Could you continue the article about the UW Environmental Innovation Challenge, picking up after its last sentence?

→ DOCUMENT EXTRACT
▽
An engineer, an entrepreneur and an environmentalist walk into a vacated airplane hangar ... or, in the case of the UW Environmental Innovation Challenge, held on April 1, hundreds of them ventured into Hangar 30 in Seattle's Magnuson Park.
That's where 19 interdisciplinary student teams demonstrated their clean-tech innovations before a who's-who list of industry experts serving as judges for the competition. Challengers vied for prizes totaling $22,500.
Representing eight colleges from Washington state, the students' innovations addressed a wide variety of environmental problems. One team tackled the amount of electricity consumed by the indoor plant growing industry, another focused on the inefficiency of solar photovoltaic cells and a third team addressed idle power consumption.
"I was looking for novel ideas, for solutions that can make a lasting impact and for teams that can make it happen," said Loretta Little, managing director and business development manager at WRF Capital. She didn't have to look far.
EnVitrum, the duo of Grant Marchelli and Renuka Prabhakar, both graduate students at the UW College of Engineering, won the challenge and $10,000 for their novel manufacturing process that uses crushed, 100 percent post-consumer glass, regardless of color and contaminants. The EnVitrum process is one positive step toward addressing the problem of glass that continues to reach U.S. landfills, an estimated 11.6 billion tons in 2009.
And when that process is combined with techniques such as casting, extrusion and molding, a variety of objects can be produced. Take EnVitrum's "VitroBrick," a building material that requires 60 percent less production energy than masonry and could have a major impact on the green building industry.
"Living systems already exist on a small scale, but there really aren't materials that can meet that need on a large scale," said Prabhakar. "Our product is stronger and cheaper than regular brick, it's 100 percent recycled material, it's water-permeable so we can use it to cool buildings or use it to grow plants, and it's structural so it can be used to build higher."
The Grand Prize was sponsored by the UW Center for Commercialization.
△
Document layout analysis data:
▽
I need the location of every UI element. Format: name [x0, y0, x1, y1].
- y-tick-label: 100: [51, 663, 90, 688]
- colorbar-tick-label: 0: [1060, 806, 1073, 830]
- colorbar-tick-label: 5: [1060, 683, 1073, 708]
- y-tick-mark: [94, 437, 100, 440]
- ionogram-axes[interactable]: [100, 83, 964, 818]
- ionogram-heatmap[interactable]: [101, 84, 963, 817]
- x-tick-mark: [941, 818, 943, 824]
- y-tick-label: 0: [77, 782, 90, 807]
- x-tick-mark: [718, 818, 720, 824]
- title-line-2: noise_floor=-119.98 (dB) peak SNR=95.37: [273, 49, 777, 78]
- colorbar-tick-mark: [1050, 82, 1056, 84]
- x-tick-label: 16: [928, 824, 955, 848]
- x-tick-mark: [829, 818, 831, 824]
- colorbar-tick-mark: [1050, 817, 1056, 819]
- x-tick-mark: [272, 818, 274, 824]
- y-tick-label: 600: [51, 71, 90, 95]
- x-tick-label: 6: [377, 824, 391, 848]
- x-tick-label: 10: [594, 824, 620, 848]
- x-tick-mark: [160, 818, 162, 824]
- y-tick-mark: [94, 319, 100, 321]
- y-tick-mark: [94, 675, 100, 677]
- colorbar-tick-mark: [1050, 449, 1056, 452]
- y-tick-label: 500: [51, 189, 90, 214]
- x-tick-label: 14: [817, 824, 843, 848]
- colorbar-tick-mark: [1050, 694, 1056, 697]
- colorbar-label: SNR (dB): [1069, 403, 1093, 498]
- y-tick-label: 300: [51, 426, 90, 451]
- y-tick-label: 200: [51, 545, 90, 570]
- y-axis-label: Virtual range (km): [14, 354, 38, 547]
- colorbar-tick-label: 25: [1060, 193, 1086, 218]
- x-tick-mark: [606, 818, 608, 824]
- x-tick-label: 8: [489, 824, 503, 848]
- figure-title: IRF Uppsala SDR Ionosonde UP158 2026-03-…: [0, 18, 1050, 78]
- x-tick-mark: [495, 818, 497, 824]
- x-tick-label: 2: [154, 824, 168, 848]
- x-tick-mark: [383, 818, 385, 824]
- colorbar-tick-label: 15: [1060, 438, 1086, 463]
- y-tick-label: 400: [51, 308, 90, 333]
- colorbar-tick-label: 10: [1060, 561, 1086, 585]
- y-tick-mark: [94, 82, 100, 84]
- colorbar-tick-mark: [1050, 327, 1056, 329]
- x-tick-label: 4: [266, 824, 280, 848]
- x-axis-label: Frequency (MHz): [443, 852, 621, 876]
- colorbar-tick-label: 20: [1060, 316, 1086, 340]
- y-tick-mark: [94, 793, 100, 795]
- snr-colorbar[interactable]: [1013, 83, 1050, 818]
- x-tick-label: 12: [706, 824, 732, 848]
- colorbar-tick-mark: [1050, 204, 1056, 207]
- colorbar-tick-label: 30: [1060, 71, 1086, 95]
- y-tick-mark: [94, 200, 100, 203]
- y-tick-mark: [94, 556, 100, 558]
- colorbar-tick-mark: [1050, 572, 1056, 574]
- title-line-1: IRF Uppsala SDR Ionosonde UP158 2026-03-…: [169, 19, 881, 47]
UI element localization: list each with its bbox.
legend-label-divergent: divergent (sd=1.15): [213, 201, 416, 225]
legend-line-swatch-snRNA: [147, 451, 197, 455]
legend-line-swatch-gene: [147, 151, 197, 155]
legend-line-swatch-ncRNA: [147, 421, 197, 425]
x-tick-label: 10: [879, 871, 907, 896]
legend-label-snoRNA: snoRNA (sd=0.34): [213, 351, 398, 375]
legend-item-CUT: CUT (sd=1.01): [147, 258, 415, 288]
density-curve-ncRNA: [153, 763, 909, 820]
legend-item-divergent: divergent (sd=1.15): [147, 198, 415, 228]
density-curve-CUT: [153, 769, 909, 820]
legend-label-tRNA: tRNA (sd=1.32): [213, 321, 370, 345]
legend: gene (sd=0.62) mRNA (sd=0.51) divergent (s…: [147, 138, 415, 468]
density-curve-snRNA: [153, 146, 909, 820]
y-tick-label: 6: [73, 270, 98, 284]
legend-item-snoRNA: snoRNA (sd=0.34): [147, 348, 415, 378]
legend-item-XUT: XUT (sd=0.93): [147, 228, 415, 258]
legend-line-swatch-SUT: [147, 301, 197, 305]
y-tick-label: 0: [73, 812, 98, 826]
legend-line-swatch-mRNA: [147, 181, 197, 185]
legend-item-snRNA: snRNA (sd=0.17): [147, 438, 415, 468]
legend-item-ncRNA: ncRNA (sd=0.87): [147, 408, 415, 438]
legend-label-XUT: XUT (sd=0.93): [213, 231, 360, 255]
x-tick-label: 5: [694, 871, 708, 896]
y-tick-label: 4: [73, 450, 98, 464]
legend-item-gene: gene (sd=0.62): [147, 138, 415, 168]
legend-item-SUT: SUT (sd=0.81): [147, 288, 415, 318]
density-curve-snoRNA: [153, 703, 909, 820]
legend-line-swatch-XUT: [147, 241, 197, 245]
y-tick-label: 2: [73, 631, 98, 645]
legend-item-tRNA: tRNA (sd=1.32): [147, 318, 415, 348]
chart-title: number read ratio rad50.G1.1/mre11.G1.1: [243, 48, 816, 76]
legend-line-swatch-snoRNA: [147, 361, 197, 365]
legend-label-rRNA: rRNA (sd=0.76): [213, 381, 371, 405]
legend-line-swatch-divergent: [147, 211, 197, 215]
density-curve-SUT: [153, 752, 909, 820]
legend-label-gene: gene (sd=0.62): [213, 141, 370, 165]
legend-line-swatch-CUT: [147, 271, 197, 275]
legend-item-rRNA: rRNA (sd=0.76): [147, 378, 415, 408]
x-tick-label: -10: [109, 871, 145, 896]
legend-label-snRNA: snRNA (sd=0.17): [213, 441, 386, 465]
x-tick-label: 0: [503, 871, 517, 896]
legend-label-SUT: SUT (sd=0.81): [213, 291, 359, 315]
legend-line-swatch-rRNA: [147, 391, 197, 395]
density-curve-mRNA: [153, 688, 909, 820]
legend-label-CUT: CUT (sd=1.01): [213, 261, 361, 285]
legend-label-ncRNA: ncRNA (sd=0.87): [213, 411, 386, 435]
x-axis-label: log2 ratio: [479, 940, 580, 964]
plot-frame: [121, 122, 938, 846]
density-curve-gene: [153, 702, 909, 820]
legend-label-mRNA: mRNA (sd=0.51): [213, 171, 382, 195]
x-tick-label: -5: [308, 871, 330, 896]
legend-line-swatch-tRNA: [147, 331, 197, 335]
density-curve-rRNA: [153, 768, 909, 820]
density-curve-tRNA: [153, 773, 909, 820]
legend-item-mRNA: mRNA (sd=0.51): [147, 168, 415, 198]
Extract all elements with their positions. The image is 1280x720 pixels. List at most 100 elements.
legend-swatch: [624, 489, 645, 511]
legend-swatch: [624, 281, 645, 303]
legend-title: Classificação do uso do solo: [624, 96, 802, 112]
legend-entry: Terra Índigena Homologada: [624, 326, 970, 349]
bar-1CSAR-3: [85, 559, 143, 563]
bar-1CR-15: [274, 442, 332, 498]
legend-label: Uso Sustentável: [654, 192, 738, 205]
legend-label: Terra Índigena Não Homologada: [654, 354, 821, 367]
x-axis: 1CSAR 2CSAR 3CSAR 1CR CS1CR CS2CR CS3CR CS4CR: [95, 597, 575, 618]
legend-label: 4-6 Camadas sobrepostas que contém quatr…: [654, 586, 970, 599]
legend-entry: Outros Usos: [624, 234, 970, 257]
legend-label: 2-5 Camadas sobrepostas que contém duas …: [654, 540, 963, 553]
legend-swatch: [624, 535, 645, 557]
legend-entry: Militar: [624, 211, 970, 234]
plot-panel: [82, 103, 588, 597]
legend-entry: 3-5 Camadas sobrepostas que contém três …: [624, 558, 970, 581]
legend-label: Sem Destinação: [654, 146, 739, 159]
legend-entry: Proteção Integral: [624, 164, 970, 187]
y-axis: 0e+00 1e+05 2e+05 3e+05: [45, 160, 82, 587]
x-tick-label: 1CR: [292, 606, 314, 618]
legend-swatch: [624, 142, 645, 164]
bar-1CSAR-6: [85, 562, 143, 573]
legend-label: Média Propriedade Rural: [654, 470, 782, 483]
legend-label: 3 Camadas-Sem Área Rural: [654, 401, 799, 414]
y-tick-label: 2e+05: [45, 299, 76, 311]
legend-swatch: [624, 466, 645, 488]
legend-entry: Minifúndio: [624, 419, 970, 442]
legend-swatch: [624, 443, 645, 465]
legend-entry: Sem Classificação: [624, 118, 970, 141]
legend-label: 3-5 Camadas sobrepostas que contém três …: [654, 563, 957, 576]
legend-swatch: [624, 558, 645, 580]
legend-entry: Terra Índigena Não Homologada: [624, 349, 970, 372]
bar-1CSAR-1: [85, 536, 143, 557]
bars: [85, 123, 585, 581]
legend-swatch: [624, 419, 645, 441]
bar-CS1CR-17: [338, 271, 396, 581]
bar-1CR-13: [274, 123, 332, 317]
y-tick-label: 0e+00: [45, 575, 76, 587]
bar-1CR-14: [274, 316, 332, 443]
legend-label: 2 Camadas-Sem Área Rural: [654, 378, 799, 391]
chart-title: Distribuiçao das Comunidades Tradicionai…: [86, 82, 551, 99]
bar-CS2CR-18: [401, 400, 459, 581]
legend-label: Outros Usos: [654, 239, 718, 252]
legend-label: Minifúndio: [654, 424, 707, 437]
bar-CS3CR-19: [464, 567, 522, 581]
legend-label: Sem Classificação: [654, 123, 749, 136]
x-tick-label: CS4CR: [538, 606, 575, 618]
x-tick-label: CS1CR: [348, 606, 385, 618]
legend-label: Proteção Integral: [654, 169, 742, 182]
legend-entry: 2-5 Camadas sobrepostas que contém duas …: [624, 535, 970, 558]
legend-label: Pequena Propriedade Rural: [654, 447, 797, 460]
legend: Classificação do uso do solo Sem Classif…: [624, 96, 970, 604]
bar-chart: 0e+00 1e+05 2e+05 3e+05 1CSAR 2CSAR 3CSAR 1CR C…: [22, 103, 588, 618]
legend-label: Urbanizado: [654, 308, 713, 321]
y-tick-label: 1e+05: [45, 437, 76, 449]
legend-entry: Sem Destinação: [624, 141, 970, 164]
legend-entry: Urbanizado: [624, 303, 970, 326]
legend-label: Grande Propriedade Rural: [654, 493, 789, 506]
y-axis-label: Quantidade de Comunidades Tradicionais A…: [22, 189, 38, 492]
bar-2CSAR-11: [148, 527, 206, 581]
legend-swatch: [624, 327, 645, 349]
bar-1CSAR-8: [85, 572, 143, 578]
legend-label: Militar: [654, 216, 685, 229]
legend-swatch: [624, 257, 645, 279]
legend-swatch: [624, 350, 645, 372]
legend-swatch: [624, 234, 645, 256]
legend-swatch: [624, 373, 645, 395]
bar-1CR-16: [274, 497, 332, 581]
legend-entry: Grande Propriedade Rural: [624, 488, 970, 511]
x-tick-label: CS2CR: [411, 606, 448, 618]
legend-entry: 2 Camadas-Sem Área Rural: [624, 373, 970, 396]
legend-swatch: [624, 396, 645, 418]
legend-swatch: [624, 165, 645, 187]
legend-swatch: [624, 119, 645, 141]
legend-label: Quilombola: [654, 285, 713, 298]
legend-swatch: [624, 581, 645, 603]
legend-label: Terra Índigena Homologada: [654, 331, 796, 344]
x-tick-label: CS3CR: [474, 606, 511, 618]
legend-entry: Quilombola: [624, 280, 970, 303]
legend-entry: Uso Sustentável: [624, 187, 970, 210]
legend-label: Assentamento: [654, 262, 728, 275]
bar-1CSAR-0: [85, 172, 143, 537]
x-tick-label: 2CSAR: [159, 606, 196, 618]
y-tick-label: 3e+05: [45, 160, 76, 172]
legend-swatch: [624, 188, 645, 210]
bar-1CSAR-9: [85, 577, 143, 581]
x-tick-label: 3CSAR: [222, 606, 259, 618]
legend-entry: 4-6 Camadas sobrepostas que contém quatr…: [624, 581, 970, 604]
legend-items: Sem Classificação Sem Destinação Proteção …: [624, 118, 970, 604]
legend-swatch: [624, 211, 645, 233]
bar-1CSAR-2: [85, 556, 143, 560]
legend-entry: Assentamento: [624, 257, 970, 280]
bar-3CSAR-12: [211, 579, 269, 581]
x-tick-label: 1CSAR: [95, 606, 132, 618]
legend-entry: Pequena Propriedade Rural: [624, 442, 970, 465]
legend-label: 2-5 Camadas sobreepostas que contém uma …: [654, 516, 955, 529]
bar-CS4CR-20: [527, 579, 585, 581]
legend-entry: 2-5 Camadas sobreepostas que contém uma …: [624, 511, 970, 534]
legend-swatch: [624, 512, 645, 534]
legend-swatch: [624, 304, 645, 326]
△
→ TASK RESULT
Taking the second prize of $5,000 was the Triangle Energy team, which formed to address the lack of profitable, large-scale production of environmentally sustainable energy produced from waste biomass. Their solution? Triangle Energy engineered, designed and built the first mobile bioreactor that uses super critical water gasification to convert solid biomass into synthesis gas.
A great example of interdisciplinary collaboration, Triangle Energy is a five-member team from UW led by Ken Faires, a doctoral candidate in mechanical engineering. Colin Corrent (doctoral candidate in biochemistry), Elaine Chow (undergraduate in chemical engineering), Shahab Matin and Zach Okun (both MBA students), round out the team.
Three honorable mention prizes of $2,500 were also awarded. The recipients were Idyll Energy Solutions, iDriveSmart, and Nano-Wave Lighting.
•Idyll Energy, a team from Seattle Pacific University, presented an intelligent power strip that can disconnect and restore power to appliances based on movement in the room, to combat idle energy consumption.
•From the UW, the iDriveSmart team demonstrated an integrated system that will provide real-time fuel economy information through a driver's Smartphone to encourage fuel-efficient driving practices.
•Nano-Wave Lighting, a team of three from North Seattle Community College, impressed judges with a patentable, highly efficient LED lighting solution for nurseries, greenhouses and indoor growers.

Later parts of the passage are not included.